• _Prompt_:
Line filter on the word "Glaukom": copy each matching line from the entries.

▼

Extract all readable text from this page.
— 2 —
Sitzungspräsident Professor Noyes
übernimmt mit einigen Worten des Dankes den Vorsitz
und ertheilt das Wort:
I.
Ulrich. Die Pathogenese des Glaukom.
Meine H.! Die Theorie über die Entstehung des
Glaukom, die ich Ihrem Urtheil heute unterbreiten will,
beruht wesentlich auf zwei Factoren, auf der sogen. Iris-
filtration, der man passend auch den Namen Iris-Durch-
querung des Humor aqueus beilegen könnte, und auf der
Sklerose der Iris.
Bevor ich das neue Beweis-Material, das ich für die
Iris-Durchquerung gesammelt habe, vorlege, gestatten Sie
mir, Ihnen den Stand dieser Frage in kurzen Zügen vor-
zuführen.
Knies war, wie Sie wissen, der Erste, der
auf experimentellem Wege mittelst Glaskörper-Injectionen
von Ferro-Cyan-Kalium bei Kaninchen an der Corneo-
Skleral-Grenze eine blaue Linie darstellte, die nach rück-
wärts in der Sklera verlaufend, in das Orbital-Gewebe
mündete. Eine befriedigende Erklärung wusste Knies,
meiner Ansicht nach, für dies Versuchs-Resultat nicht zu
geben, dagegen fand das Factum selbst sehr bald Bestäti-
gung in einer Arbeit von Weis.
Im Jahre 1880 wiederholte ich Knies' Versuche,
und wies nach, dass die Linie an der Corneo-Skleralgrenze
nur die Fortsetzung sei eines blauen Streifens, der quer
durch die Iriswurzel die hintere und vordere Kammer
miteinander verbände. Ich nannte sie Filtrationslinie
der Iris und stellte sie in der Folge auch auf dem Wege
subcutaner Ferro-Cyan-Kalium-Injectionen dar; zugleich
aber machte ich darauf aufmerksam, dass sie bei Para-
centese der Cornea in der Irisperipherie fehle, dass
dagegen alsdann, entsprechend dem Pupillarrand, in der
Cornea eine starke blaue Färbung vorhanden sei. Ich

▲

• _Response to the task_:
Ulrich. Die Pathogenese des Glaukom.
Glaukom, die ich Ihrem Urtheil heute unterbreiten will,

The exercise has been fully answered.